## Written problem 1
List every name of a person, company, place, or tower type that appears in the text about the Landmark Tower Company.
## Written problem 2
In the text about the Landmark Tower Company, turn the paragraph beginning "The prototypical Landmark tower" into a short bulleted list that keeps its main facts.
## Written problem 3
Carry on the text about the Landmark Tower Company from the point where it stops.

## Quoted passage

The Landmark Tower Company was based out of Fort Worth, Texas and founded by Henry “Hank” McGinnis. The company was known for designing and building a type of radio tower known by the same name. McGinnis, who  had previous experience building electric transmission line towers, evidently came up with the unique design while scribbling a Christian symbol of a fish on a napkin.

Tower design
The prototypical Landmark tower, also known as an Adelphon tower, is a tripod in shape with three legs that rise to meet each other about a third of the way up. The legs taper down from larger footings to a thinner middle and then expand again to the point where they meet. The outer cords continue all the way up to the top of the tower in one swoop, but the inner three loop around into each other, creating a central ovoid and voided core. Aside from its unique appearance, the Landmark tower design has several advantages compared to the typical free standing lattice tower, with less wind resistance and a reduced amount of steel required for construction.

(Region annotation records)
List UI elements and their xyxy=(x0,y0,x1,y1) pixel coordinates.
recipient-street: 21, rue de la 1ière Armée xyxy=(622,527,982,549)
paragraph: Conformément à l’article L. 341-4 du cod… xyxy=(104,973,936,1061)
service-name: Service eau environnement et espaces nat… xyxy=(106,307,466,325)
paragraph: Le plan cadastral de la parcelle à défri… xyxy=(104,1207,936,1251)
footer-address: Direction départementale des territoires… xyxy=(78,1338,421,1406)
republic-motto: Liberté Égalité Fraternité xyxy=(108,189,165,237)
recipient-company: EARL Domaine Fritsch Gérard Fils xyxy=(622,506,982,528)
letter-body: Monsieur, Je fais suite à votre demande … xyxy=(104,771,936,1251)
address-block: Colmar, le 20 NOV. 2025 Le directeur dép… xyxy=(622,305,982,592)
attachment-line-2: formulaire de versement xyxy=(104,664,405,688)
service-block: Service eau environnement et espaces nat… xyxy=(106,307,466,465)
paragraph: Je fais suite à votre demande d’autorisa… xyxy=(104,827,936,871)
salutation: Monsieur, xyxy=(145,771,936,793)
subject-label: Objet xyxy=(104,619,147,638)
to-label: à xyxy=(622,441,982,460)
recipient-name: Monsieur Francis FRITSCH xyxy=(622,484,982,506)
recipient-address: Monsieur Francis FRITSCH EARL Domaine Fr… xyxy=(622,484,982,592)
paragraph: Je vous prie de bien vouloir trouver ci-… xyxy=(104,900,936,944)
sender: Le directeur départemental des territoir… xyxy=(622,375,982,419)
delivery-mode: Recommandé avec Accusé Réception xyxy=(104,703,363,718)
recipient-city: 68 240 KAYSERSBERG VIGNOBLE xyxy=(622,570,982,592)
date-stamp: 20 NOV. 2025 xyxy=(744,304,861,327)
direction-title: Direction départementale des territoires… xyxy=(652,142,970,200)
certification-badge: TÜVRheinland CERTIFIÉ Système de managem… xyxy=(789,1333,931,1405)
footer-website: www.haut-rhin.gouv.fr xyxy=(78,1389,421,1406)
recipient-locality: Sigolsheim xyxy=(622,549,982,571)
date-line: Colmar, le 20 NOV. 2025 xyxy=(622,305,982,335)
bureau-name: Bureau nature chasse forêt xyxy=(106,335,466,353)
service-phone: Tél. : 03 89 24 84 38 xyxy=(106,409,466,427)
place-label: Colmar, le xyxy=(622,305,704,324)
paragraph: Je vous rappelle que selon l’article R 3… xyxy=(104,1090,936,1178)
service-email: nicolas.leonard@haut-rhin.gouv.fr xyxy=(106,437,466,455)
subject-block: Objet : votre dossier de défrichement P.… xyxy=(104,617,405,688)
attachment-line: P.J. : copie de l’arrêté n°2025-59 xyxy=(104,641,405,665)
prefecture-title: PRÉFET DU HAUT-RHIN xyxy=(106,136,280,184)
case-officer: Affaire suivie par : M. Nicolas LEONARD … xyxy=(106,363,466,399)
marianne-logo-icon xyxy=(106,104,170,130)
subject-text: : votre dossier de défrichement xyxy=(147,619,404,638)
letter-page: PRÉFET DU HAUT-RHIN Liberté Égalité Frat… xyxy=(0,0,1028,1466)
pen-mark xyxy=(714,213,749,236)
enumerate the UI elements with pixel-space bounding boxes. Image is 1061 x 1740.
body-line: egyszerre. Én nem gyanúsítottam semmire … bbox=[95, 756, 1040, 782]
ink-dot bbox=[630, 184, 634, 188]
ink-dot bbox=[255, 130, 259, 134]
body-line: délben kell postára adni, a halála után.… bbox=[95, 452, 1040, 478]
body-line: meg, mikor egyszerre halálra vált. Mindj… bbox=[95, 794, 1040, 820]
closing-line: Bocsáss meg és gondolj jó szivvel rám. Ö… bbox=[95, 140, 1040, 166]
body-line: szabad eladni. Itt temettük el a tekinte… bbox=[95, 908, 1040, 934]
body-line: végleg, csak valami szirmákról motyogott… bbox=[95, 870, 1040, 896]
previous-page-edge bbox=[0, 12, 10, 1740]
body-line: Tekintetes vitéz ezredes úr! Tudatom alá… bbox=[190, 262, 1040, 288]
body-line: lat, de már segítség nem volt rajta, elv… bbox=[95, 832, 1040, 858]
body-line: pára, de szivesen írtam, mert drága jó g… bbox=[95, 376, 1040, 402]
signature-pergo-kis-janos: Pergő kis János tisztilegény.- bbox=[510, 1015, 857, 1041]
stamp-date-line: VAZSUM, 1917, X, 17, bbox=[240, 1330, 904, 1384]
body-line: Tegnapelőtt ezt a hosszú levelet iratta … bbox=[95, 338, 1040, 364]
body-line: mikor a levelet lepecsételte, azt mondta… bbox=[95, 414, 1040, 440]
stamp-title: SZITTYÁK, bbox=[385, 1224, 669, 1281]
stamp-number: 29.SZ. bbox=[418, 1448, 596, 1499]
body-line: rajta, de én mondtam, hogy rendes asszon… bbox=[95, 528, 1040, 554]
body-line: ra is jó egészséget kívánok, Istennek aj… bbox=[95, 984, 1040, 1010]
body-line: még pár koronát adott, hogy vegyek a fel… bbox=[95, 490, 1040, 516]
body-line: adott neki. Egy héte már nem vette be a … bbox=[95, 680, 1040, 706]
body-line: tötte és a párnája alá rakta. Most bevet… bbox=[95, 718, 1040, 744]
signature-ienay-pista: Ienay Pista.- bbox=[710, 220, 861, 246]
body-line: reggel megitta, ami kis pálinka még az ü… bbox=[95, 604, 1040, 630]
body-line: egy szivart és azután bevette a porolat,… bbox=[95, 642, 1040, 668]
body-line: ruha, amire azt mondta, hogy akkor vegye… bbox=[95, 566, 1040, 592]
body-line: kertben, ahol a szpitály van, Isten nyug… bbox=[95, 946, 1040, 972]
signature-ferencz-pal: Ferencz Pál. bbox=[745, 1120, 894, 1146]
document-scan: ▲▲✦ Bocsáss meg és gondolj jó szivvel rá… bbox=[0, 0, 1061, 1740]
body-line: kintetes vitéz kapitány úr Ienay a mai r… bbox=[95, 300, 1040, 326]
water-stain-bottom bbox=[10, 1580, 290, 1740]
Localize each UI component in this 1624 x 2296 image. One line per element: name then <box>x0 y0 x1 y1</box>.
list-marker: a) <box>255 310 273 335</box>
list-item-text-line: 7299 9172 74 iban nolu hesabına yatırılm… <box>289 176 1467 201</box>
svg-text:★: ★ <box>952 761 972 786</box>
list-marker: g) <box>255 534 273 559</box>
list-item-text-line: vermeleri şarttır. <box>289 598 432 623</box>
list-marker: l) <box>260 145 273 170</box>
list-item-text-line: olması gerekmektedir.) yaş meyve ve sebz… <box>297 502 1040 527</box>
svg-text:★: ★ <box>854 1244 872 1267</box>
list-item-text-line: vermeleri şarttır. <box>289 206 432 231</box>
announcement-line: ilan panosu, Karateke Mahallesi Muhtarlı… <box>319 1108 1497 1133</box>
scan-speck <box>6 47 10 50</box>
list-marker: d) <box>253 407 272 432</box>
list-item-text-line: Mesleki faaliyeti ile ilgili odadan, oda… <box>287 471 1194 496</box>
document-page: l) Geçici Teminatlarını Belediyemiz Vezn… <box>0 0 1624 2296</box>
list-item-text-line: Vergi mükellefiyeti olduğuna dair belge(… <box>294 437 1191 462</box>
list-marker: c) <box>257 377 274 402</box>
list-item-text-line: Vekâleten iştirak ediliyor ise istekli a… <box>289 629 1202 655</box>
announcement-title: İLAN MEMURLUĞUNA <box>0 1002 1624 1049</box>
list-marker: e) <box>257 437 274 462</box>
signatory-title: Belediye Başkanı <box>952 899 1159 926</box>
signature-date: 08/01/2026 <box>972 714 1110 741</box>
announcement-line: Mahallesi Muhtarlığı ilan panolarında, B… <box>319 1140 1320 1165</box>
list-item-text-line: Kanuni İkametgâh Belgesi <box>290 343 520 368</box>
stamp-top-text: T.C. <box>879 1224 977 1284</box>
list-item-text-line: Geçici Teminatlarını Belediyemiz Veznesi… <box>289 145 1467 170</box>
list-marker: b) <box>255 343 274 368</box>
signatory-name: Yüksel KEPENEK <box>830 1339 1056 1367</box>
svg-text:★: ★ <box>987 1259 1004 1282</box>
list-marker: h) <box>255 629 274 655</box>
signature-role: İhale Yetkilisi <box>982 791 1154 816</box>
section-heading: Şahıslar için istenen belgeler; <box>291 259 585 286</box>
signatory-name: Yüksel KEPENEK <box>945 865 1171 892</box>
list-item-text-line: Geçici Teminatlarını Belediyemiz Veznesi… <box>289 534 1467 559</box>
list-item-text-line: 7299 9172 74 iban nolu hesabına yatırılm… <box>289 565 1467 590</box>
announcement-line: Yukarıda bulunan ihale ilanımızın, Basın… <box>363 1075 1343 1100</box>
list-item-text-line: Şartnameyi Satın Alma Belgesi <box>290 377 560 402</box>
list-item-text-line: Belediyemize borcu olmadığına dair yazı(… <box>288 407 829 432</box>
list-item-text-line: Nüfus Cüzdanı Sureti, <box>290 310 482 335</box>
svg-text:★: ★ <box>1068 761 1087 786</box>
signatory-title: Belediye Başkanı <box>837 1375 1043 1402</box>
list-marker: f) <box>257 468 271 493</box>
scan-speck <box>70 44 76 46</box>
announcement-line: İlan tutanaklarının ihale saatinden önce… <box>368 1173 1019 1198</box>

## Task output 1
- Landmark Tower Company
- Fort Worth, Texas
- Henry "Hank" McGinnis
- Landmark tower
- Adelphon tower

## Task output 2
- The prototypical Landmark tower is also called an Adelphon tower.
- It is a tripod whose three legs meet about a third of the way up.
- The legs taper from large footings to a thin middle, then widen again to where they meet.
- The outer cords run to the top in one sweep.
- The inner cords loop into each other, forming a hollow oval core.
- Compared with a typical free-standing lattice tower, it has less wind resistance and needs less steel.

## Task output 3
List of towers 

The most well known example is the Star Tower, located in Cincinnati, Ohio. The individual base leg columns were erected by crane, while the upper sections of the tower were built using a Sikorsky S-64 helicopter. Numerous other Landmark towers can found across the United States, including the Mesquite Tower in Mesquite, Texas, the Hughes Memorial Tower in Washington, D.C., and, at a smaller scale, WPXR-TV's analog antenna on Poor Mountain in Virginia, and another atop the Energy Plaza skyscraper in downtown Dallas, used by TXU Energy for its communications needs. None are known to have been built outside of the United States. The Adelphon Tower Company (Henry McGinnis) wrote bankruptcy on Prime Contractor Pyramid Tower & others in 1991 as Star 64 was completed. Many others were listed in the Chapter 7.  The Landmark Tower Company went bankrupt as Henry's wife attempted to continue after Henry McGinnis passed on in 2002.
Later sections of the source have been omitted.